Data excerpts
%%

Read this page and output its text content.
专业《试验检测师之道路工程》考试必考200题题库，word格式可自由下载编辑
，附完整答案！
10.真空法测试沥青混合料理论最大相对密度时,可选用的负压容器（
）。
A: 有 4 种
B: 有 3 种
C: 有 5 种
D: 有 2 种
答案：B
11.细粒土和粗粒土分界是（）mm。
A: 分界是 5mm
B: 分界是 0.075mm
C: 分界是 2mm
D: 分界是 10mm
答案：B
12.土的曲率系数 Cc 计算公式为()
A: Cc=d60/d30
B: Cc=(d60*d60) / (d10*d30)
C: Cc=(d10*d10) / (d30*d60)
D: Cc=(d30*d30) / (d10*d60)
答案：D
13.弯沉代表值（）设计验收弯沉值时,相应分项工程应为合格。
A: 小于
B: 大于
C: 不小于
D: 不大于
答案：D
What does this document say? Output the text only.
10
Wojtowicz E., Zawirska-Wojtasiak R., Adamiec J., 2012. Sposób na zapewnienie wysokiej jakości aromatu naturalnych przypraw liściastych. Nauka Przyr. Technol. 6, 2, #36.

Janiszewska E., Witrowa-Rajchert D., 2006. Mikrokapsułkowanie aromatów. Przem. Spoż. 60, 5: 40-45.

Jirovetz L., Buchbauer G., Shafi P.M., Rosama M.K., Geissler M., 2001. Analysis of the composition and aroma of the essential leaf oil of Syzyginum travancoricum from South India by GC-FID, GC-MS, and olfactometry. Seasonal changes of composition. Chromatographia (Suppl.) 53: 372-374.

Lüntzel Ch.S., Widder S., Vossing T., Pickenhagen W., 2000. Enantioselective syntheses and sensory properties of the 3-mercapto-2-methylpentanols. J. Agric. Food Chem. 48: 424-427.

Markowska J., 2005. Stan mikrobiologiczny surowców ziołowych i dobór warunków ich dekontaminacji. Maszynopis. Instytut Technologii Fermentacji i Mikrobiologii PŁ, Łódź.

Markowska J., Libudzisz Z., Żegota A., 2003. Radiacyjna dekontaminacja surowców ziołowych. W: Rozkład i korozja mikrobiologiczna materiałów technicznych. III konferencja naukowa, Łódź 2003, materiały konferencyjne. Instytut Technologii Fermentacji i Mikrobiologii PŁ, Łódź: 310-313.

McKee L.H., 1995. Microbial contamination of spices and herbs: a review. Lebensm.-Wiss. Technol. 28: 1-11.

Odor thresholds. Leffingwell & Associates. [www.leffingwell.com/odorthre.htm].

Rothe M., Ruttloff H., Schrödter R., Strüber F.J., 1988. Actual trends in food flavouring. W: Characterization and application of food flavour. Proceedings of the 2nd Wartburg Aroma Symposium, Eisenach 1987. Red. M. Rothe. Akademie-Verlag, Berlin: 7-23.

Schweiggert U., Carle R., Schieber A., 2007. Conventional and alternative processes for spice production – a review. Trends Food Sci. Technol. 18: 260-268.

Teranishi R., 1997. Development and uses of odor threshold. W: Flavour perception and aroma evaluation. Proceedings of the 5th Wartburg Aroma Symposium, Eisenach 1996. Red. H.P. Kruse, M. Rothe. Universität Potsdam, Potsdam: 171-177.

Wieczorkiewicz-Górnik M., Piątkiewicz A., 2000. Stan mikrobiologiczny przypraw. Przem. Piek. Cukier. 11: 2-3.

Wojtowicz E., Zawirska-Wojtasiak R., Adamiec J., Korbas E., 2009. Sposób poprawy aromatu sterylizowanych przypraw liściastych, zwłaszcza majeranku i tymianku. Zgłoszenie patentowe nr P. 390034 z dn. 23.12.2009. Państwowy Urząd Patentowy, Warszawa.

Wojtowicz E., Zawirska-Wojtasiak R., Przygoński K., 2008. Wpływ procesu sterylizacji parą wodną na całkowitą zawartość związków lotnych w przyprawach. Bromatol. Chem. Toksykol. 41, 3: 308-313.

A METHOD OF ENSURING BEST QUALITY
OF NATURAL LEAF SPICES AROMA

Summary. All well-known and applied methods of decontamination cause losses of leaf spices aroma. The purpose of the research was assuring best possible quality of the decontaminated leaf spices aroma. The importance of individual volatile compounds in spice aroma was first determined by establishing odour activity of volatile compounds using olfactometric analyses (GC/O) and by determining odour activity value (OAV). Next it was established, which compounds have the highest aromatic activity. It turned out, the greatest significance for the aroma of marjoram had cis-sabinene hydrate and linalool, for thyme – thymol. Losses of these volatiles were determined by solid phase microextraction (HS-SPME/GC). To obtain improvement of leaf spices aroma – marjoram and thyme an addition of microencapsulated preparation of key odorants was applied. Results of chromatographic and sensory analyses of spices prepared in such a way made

%%

Pick out all the lines with the word "Wojtowicz" in them and copy them.

# WRITTEN ANSWER:
Wojtowicz E., Zawirska-Wojtasiak R., Adamiec J., 2012. Sposób na zapewnienie wysokiej jakości aromatu naturalnych przypraw liściastych. Nauka Przyr. Technol. 6, 2, #36.
Wojtowicz E., Zawirska-Wojtasiak R., Adamiec J., Korbas E., 2009. Sposób poprawy aromatu sterylizowanych przypraw liściastych, zwłaszcza majeranku i tymianku. Zgłoszenie patentowe nr P. 390034 z dn. 23.12.2009. Państwowy Urząd Patentowy, Warszawa.
Wojtowicz E., Zawirska-Wojtasiak R., Przygoński K., 2008. Wpływ procesu sterylizacji parą wodną na całkowitą zawartość związków lotnych w przyprawach. Bromatol. Chem. Toksykol. 41, 3: 308-313.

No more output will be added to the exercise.